> **Task**
Return all of the entries exactly, with nothing added or left out.

> **Material for this task**
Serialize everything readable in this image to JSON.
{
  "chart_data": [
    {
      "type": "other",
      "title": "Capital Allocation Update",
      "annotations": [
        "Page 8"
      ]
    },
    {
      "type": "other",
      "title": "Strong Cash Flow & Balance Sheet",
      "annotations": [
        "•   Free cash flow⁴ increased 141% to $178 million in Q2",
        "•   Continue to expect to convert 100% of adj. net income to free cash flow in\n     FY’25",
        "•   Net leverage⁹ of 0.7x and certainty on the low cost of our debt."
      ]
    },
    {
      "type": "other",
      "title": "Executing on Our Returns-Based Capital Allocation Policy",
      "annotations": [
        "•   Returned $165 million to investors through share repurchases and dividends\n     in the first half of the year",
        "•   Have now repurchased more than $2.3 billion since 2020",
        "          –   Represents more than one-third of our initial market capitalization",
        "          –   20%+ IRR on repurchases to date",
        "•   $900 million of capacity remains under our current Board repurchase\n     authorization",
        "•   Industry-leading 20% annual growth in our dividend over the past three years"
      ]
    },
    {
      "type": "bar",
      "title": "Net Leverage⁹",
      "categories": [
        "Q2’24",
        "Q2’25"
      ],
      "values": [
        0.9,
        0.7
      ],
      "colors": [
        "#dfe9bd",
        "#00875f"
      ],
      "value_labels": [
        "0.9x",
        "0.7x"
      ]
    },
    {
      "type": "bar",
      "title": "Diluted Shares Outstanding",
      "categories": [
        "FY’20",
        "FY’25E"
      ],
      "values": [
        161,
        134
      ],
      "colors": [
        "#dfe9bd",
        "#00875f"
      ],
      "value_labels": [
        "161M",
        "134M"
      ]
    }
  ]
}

> **Problem solution**
Serialize everything readable in this image to JSON.
{
  "chart_data": [
    {
      "type": "other",
      "title": "Capital Allocation Update",
      "annotations": [
        "Page 8"
      ]
    },
    {
      "type": "other",
      "title": "Strong Cash Flow & Balance Sheet",
      "annotations": [
        "•   Free cash flow⁴ increased 141% to $178 million in Q2",
        "•   Continue to expect to convert 100% of adj. net income to free cash flow in\n     FY’25",
        "•   Net leverage⁹ of 0.7x and certainty on the low cost of our debt."
      ]
    },
    {
      "type": "other",
      "title": "Executing on Our Returns-Based Capital Allocation Policy",
      "annotations": [
        "•   Returned $165 million to investors through share repurchases and dividends\n     in the first half of the year",
        "•   Have now repurchased more than $2.3 billion since 2020",
        "          –   Represents more than one-third of our initial market capitalization",
        "          –   20%+ IRR on repurchases to date",
        "•   $900 million of capacity remains under our current Board repurchase\n     authorization",
        "•   Industry-leading 20% annual growth in our dividend over the past three years"
      ]
    },
    {
      "type": "bar",
      "title": "Net Leverage⁹",
      "categories": [
        "Q2’24",
        "Q2’25"
      ],
      "values": [
        0.9,
        0.7
      ],
      "colors": [
        "#dfe9bd",
        "#00875f"
      ],
      "value_labels": [
        "0.9x",
        "0.7x"
      ]
    },
    {
      "type": "bar",
      "title": "Diluted Shares Outstanding",
      "categories": [
        "FY’20",
        "FY’25E"
      ],
      "values": [
        161,
        134
      ],
      "colors": [
        "#dfe9bd",
        "#00875f"
      ],
      "value_labels": [
        "161M",
        "134M"
      ]
    }
  ]
}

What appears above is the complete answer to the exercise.